* AIM OF THE EXERCISE
Return all of the entries exactly, with nothing added or left out.

* PROVIDED RECORDS
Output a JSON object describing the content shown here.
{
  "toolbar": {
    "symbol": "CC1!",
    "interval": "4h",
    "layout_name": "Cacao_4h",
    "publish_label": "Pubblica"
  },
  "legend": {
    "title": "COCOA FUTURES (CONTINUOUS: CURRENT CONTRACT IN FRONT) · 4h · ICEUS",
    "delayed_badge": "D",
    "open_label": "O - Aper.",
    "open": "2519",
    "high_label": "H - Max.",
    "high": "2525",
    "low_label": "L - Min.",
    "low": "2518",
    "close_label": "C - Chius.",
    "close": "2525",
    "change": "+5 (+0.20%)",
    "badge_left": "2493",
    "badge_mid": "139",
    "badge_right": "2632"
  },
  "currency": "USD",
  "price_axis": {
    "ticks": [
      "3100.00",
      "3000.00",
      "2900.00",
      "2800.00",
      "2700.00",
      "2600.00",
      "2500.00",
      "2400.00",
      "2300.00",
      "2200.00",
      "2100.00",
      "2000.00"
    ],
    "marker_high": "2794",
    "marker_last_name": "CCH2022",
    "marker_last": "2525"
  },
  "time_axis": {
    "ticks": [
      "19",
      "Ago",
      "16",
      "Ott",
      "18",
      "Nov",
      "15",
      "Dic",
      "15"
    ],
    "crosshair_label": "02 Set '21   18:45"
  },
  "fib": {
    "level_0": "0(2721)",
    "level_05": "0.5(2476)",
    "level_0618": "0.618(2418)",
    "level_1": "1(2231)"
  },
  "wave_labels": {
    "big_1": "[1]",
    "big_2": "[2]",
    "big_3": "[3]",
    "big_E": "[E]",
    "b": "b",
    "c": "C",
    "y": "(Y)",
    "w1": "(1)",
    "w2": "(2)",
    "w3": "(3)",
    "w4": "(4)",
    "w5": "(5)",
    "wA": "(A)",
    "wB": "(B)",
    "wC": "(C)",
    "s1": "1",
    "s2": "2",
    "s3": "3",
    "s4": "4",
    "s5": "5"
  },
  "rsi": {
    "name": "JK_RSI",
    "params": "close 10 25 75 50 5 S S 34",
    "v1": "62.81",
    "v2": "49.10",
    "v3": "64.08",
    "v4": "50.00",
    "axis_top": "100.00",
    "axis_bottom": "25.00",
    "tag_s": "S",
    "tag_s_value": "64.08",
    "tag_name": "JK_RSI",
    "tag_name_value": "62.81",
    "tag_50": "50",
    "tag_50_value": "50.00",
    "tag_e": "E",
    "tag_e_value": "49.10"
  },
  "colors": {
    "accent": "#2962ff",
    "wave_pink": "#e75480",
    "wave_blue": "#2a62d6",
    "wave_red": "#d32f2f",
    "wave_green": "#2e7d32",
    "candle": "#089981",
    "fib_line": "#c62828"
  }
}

* RESPONSE TO THE TASK
Output a JSON object describing the content shown here.
{
  "toolbar": {
    "symbol": "CC1!",
    "interval": "4h",
    "layout_name": "Cacao_4h",
    "publish_label": "Pubblica"
  },
  "legend": {
    "title": "COCOA FUTURES (CONTINUOUS: CURRENT CONTRACT IN FRONT) · 4h · ICEUS",
    "delayed_badge": "D",
    "open_label": "O - Aper.",
    "open": "2519",
    "high_label": "H - Max.",
    "high": "2525",
    "low_label": "L - Min.",
    "low": "2518",
    "close_label": "C - Chius.",
    "close": "2525",
    "change": "+5 (+0.20%)",
    "badge_left": "2493",
    "badge_mid": "139",
    "badge_right": "2632"
  },
  "currency": "USD",
  "price_axis": {
    "ticks": [
      "3100.00",
      "3000.00",
      "2900.00",
      "2800.00",
      "2700.00",
      "2600.00",
      "2500.00",
      "2400.00",
      "2300.00",
      "2200.00",
      "2100.00",
      "2000.00"
    ],
    "marker_high": "2794",
    "marker_last_name": "CCH2022",
    "marker_last": "2525"
  },
  "time_axis": {
    "ticks": [
      "19",
      "Ago",
      "16",
      "Ott",
      "18",
      "Nov",
      "15",
      "Dic",
      "15"
    ],
    "crosshair_label": "02 Set '21   18:45"
  },
  "fib": {
    "level_0": "0(2721)",
    "level_05": "0.5(2476)",
    "level_0618": "0.618(2418)",
    "level_1": "1(2231)"
  },
  "wave_labels": {
    "big_1": "[1]",
    "big_2": "[2]",
    "big_3": "[3]",
    "big_E": "[E]",
    "b": "b",
    "c": "C",
    "y": "(Y)",
    "w1": "(1)",
    "w2": "(2)",
    "w3": "(3)",
    "w4": "(4)",
    "w5": "(5)",
    "wA": "(A)",
    "wB": "(B)",
    "wC": "(C)",
    "s1": "1",
    "s2": "2",
    "s3": "3",
    "s4": "4",
    "s5": "5"
  },
  "rsi": {
    "name": "JK_RSI",
    "params": "close 10 25 75 50 5 S S 34",
    "v1": "62.81",
    "v2": "49.10",
    "v3": "64.08",
    "v4": "50.00",
    "axis_top": "100.00",
    "axis_bottom": "25.00",
    "tag_s": "S",
    "tag_s_value": "64.08",
    "tag_name": "JK_RSI",
    "tag_name_value": "62.81",
    "tag_50": "50",
    "tag_50_value": "50.00",
    "tag_e": "E",
    "tag_e_value": "49.10"
  },
  "colors": {
    "accent": "#2962ff",
    "wave_pink": "#e75480",
    "wave_blue": "#2a62d6",
    "wave_red": "#d32f2f",
    "wave_green": "#2e7d32",
    "candle": "#089981",
    "fib_line": "#c62828"
  }
}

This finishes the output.